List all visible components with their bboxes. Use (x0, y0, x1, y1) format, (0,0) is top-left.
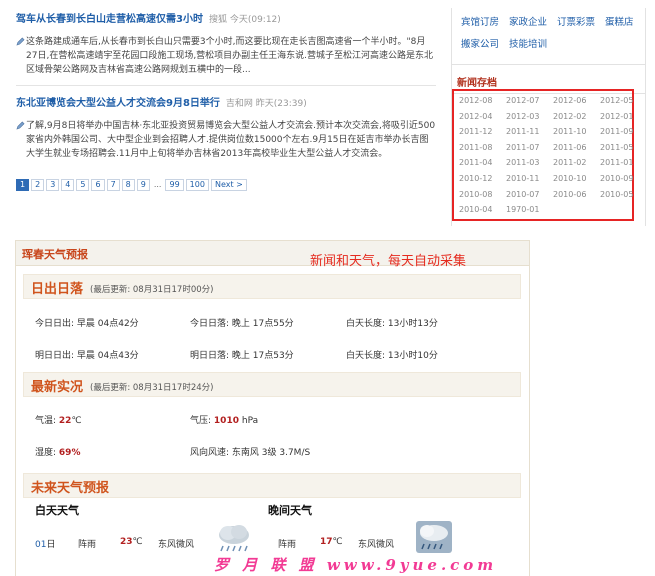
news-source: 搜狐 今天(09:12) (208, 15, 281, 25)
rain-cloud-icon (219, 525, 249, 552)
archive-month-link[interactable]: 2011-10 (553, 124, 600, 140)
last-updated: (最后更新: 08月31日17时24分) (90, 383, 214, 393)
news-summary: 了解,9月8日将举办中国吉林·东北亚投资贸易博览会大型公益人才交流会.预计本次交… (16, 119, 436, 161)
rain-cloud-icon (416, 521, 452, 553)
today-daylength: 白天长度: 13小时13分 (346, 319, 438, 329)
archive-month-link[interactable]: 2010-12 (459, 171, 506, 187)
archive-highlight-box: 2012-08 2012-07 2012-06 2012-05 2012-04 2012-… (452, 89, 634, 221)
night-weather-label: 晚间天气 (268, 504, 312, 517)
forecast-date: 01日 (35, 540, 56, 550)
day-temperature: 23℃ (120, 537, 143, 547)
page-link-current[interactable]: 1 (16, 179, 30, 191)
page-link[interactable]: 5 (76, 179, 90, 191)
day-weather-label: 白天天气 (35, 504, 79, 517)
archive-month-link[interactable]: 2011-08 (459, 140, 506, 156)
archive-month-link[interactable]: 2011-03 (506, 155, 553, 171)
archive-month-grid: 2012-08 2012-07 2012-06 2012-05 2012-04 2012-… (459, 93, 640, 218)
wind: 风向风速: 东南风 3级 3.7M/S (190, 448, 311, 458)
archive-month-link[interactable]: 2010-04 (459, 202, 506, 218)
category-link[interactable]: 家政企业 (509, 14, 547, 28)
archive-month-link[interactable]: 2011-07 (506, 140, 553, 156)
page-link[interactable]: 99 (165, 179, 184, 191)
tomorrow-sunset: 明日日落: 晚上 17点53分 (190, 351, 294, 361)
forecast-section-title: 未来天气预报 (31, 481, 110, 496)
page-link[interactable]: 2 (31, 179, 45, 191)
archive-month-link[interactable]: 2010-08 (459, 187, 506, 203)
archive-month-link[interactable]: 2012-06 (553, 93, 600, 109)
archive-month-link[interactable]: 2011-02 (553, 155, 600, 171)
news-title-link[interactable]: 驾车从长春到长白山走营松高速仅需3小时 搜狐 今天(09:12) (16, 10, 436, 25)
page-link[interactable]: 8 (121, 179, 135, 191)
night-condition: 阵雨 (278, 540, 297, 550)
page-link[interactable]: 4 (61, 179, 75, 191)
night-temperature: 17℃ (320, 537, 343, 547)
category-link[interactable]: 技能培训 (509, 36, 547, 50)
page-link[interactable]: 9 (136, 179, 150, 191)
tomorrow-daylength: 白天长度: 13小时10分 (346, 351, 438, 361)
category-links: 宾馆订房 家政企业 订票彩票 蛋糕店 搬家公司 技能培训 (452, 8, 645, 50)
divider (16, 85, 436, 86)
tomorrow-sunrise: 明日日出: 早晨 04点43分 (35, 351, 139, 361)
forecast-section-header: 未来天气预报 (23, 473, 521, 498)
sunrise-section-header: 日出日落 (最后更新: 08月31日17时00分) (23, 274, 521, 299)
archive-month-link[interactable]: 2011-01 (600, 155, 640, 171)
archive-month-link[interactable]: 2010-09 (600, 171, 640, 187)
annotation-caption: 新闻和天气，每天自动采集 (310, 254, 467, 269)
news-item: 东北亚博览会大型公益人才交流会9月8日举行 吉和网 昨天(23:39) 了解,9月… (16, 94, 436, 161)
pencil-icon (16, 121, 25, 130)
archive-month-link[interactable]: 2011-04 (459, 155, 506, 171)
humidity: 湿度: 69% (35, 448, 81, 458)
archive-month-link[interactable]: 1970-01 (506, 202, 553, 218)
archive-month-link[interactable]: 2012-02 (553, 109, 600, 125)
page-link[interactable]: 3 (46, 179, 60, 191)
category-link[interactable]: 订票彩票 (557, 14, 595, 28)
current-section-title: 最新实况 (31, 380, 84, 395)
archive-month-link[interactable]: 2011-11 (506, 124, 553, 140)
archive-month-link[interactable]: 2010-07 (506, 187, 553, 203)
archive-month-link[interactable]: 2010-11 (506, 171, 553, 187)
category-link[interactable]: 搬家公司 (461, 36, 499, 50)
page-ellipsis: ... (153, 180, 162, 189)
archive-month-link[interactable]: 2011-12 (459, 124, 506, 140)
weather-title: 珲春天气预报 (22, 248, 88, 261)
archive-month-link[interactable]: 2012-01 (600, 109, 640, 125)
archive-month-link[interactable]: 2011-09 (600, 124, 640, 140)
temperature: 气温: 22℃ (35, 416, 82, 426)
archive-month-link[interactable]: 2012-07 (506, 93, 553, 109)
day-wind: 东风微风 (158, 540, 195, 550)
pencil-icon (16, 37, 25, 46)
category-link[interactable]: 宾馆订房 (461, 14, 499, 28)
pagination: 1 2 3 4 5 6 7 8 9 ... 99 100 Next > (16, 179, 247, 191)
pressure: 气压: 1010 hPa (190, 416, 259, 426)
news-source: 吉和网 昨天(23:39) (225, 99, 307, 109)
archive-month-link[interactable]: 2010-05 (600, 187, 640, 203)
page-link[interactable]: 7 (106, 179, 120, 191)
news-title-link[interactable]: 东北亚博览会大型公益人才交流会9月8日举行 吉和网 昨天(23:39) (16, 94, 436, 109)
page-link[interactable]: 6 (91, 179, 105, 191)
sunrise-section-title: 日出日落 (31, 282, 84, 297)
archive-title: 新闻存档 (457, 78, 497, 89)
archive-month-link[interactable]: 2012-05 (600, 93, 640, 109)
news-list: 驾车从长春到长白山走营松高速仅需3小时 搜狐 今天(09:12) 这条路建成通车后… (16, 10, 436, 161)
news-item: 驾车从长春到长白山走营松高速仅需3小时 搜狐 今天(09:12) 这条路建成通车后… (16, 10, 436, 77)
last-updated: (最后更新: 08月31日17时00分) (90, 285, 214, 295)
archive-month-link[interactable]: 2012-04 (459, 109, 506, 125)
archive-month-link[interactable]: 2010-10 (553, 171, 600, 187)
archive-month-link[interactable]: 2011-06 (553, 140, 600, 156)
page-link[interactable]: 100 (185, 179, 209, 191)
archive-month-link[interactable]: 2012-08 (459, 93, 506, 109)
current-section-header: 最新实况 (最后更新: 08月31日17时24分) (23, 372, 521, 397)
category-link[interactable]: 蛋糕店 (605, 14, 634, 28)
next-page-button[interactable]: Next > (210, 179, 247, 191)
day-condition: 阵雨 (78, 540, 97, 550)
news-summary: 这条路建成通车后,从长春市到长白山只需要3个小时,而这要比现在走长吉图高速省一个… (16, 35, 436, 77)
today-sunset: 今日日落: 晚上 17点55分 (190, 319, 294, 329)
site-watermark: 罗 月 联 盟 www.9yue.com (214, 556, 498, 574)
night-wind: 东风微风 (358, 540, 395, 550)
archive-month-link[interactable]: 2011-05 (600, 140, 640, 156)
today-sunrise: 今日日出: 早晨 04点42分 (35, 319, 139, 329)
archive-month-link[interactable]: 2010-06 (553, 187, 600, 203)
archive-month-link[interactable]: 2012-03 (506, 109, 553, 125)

◆ **Exercise**
Rewrite all the records, replacing each "archive-month-link" with "month-archive-link" and keeping everything else the same. Leave out the pictures.

◆ **Complete response**
List all visible components with their bboxes. Use (x0, y0, x1, y1) format, (0,0) is top-left.
news-source: 搜狐 今天(09:12) (208, 15, 281, 25)
rain-cloud-icon (219, 525, 249, 552)
month-archive-link[interactable]: 2011-10 (553, 124, 600, 140)
last-updated: (最后更新: 08月31日17时24分) (90, 383, 214, 393)
news-summary: 了解,9月8日将举办中国吉林·东北亚投资贸易博览会大型公益人才交流会.预计本次交… (16, 119, 436, 161)
rain-cloud-icon (416, 521, 452, 553)
today-daylength: 白天长度: 13小时13分 (346, 319, 438, 329)
month-archive-link[interactable]: 2010-12 (459, 171, 506, 187)
archive-highlight-box: 2012-08 2012-07 2012-06 2012-05 2012-04 2012-… (452, 89, 634, 221)
night-weather-label: 晚间天气 (268, 504, 312, 517)
forecast-date: 01日 (35, 540, 56, 550)
day-temperature: 23℃ (120, 537, 143, 547)
page-link-current[interactable]: 1 (16, 179, 30, 191)
page-link[interactable]: 5 (76, 179, 90, 191)
day-weather-label: 白天天气 (35, 504, 79, 517)
month-archive-link[interactable]: 2011-08 (459, 140, 506, 156)
month-archive-link[interactable]: 2011-03 (506, 155, 553, 171)
archive-month-grid: 2012-08 2012-07 2012-06 2012-05 2012-04 2012-… (459, 93, 640, 218)
wind: 风向风速: 东南风 3级 3.7M/S (190, 448, 311, 458)
month-archive-link[interactable]: 2010-04 (459, 202, 506, 218)
category-link[interactable]: 家政企业 (509, 14, 547, 28)
month-archive-link[interactable]: 2011-07 (506, 140, 553, 156)
page-link[interactable]: 99 (165, 179, 184, 191)
tomorrow-sunset: 明日日落: 晚上 17点53分 (190, 351, 294, 361)
forecast-section-title: 未来天气预报 (31, 481, 110, 496)
page-link[interactable]: 2 (31, 179, 45, 191)
month-archive-link[interactable]: 2010-08 (459, 187, 506, 203)
month-archive-link[interactable]: 2012-06 (553, 93, 600, 109)
month-archive-link[interactable]: 2011-02 (553, 155, 600, 171)
news-title-link[interactable]: 驾车从长春到长白山走营松高速仅需3小时 搜狐 今天(09:12) (16, 10, 436, 25)
page-link[interactable]: 8 (121, 179, 135, 191)
night-condition: 阵雨 (278, 540, 297, 550)
page-link[interactable]: 4 (61, 179, 75, 191)
night-temperature: 17℃ (320, 537, 343, 547)
category-link[interactable]: 技能培训 (509, 36, 547, 50)
page-link[interactable]: 9 (136, 179, 150, 191)
tomorrow-daylength: 白天长度: 13小时10分 (346, 351, 438, 361)
category-links: 宾馆订房 家政企业 订票彩票 蛋糕店 搬家公司 技能培训 (452, 8, 645, 50)
divider (16, 85, 436, 86)
tomorrow-sunrise: 明日日出: 早晨 04点43分 (35, 351, 139, 361)
forecast-section-header: 未来天气预报 (23, 473, 521, 498)
sunrise-section-header: 日出日落 (最后更新: 08月31日17时00分) (23, 274, 521, 299)
month-archive-link[interactable]: 2011-01 (600, 155, 640, 171)
month-archive-link[interactable]: 2010-09 (600, 171, 640, 187)
annotation-caption: 新闻和天气，每天自动采集 (310, 254, 467, 269)
news-item: 东北亚博览会大型公益人才交流会9月8日举行 吉和网 昨天(23:39) 了解,9月… (16, 94, 436, 161)
pencil-icon (16, 121, 25, 130)
month-archive-link[interactable]: 2011-04 (459, 155, 506, 171)
humidity: 湿度: 69% (35, 448, 81, 458)
month-archive-link[interactable]: 1970-01 (506, 202, 553, 218)
month-archive-link[interactable]: 2012-02 (553, 109, 600, 125)
page-link[interactable]: 3 (46, 179, 60, 191)
category-link[interactable]: 订票彩票 (557, 14, 595, 28)
current-section-title: 最新实况 (31, 380, 84, 395)
month-archive-link[interactable]: 2011-11 (506, 124, 553, 140)
month-archive-link[interactable]: 2010-07 (506, 187, 553, 203)
month-archive-link[interactable]: 2010-11 (506, 171, 553, 187)
category-link[interactable]: 搬家公司 (461, 36, 499, 50)
page-ellipsis: ... (153, 180, 162, 189)
month-archive-link[interactable]: 2011-12 (459, 124, 506, 140)
weather-title: 珲春天气预报 (22, 248, 88, 261)
month-archive-link[interactable]: 2012-01 (600, 109, 640, 125)
month-archive-link[interactable]: 2011-09 (600, 124, 640, 140)
temperature: 气温: 22℃ (35, 416, 82, 426)
month-archive-link[interactable]: 2012-07 (506, 93, 553, 109)
day-wind: 东风微风 (158, 540, 195, 550)
pencil-icon (16, 37, 25, 46)
category-link[interactable]: 宾馆订房 (461, 14, 499, 28)
pagination: 1 2 3 4 5 6 7 8 9 ... 99 100 Next > (16, 179, 247, 191)
pressure: 气压: 1010 hPa (190, 416, 259, 426)
news-source: 吉和网 昨天(23:39) (225, 99, 307, 109)
month-archive-link[interactable]: 2010-05 (600, 187, 640, 203)
page-link[interactable]: 7 (106, 179, 120, 191)
news-title-link[interactable]: 东北亚博览会大型公益人才交流会9月8日举行 吉和网 昨天(23:39) (16, 94, 436, 109)
page-link[interactable]: 6 (91, 179, 105, 191)
sunrise-section-title: 日出日落 (31, 282, 84, 297)
archive-title: 新闻存档 (457, 78, 497, 89)
month-archive-link[interactable]: 2012-05 (600, 93, 640, 109)
news-list: 驾车从长春到长白山走营松高速仅需3小时 搜狐 今天(09:12) 这条路建成通车后… (16, 10, 436, 161)
news-item: 驾车从长春到长白山走营松高速仅需3小时 搜狐 今天(09:12) 这条路建成通车后… (16, 10, 436, 77)
last-updated: (最后更新: 08月31日17时00分) (90, 285, 214, 295)
month-archive-link[interactable]: 2012-04 (459, 109, 506, 125)
month-archive-link[interactable]: 2010-10 (553, 171, 600, 187)
month-archive-link[interactable]: 2011-06 (553, 140, 600, 156)
page-link[interactable]: 100 (185, 179, 209, 191)
month-archive-link[interactable]: 2012-08 (459, 93, 506, 109)
current-section-header: 最新实况 (最后更新: 08月31日17时24分) (23, 372, 521, 397)
category-link[interactable]: 蛋糕店 (605, 14, 634, 28)
next-page-button[interactable]: Next > (210, 179, 247, 191)
day-condition: 阵雨 (78, 540, 97, 550)
news-summary: 这条路建成通车后,从长春市到长白山只需要3个小时,而这要比现在走长吉图高速省一个… (16, 35, 436, 77)
today-sunset: 今日日落: 晚上 17点55分 (190, 319, 294, 329)
site-watermark: 罗 月 联 盟 www.9yue.com (214, 556, 498, 574)
night-wind: 东风微风 (358, 540, 395, 550)
month-archive-link[interactable]: 2011-05 (600, 140, 640, 156)
today-sunrise: 今日日出: 早晨 04点42分 (35, 319, 139, 329)
month-archive-link[interactable]: 2010-06 (553, 187, 600, 203)
month-archive-link[interactable]: 2012-03 (506, 109, 553, 125)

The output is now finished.